Set down the data below without change, skipping the pictures it holds.

-------- Data section

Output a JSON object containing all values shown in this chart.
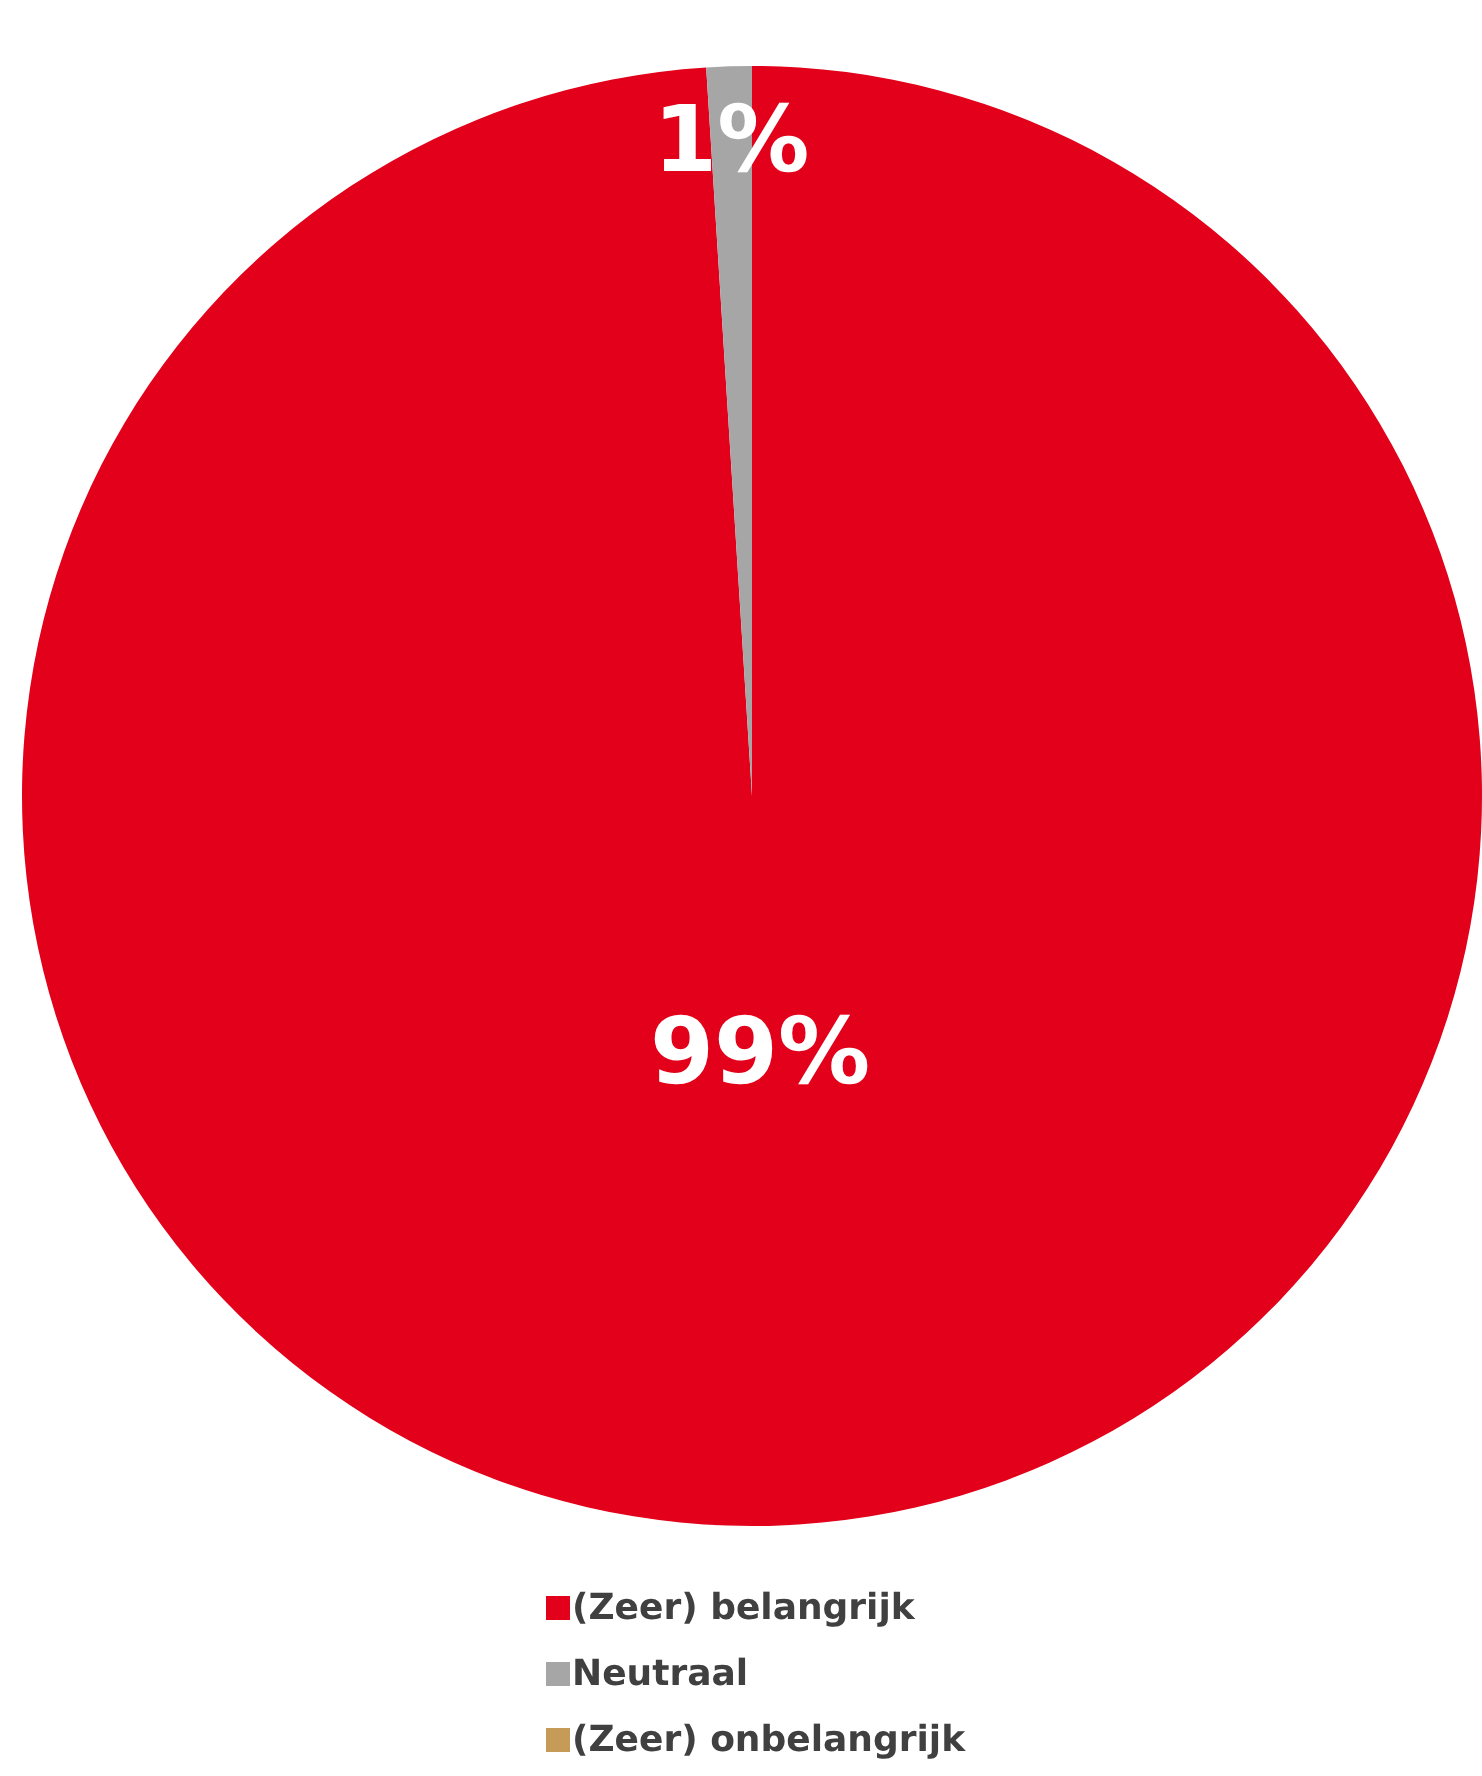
{
  "chart_data": {
    "type": "pie",
    "categories": [
      "(Zeer) belangrijk",
      "Neutraal",
      "(Zeer) onbelangrijk"
    ],
    "values": [
      99,
      1,
      0
    ],
    "colors": [
      "#e2001a",
      "#a6a6a6",
      "#c59b57"
    ],
    "value_labels": [
      "99%",
      "1%",
      null
    ],
    "legend": "bottom"
  }
}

----------------

Answer for this exercise
Output a JSON object containing all values shown in this chart.
{
  "chart_data": {
    "type": "pie",
    "categories": [
      "(Zeer) belangrijk",
      "Neutraal",
      "(Zeer) onbelangrijk"
    ],
    "values": [
      99,
      1,
      0
    ],
    "colors": [
      "#e2001a",
      "#a6a6a6",
      "#c59b57"
    ],
    "value_labels": [
      "99%",
      "1%",
      null
    ],
    "legend": "bottom"
  }
}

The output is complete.